Your instructions: Find the string "periodic" in the data, then copy every line where it is found.

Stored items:
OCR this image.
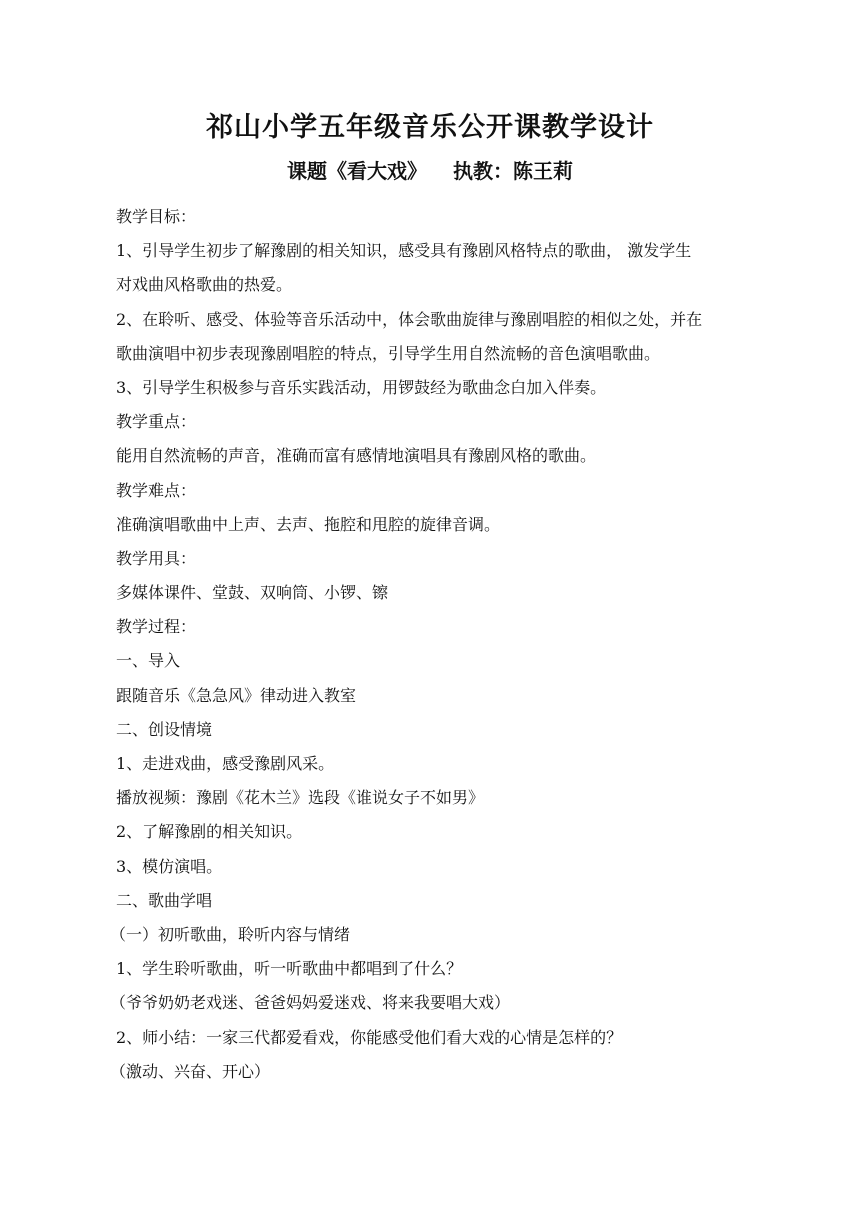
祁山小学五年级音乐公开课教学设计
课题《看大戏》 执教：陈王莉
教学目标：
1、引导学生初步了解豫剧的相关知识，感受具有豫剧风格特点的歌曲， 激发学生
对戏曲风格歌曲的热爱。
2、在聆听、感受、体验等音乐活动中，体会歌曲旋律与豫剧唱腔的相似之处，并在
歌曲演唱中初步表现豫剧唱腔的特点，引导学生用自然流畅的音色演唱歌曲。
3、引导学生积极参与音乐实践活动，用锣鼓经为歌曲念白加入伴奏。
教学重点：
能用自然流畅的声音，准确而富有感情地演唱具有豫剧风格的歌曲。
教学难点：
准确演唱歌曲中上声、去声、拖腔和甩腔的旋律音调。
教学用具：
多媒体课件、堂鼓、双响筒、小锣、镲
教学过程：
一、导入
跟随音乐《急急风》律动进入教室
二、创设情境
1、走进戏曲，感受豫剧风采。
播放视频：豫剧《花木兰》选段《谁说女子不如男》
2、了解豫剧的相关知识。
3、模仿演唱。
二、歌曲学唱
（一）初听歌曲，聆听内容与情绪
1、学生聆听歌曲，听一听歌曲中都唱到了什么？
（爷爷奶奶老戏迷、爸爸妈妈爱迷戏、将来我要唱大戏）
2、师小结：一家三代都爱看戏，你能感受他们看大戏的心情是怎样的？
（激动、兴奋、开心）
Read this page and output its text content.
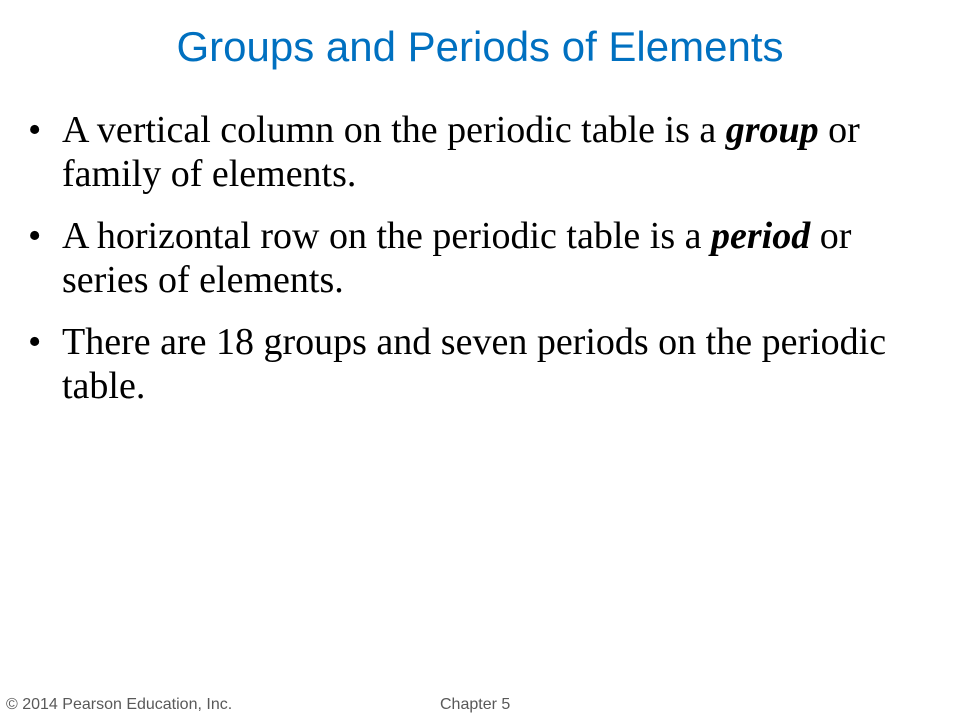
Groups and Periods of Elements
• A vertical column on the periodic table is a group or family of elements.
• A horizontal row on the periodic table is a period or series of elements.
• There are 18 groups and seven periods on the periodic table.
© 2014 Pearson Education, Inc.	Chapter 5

Written solution:
• A vertical column on the periodic table is a group or family of elements.
• A horizontal row on the periodic table is a period or series of elements.
• There are 18 groups and seven periods on the periodic table.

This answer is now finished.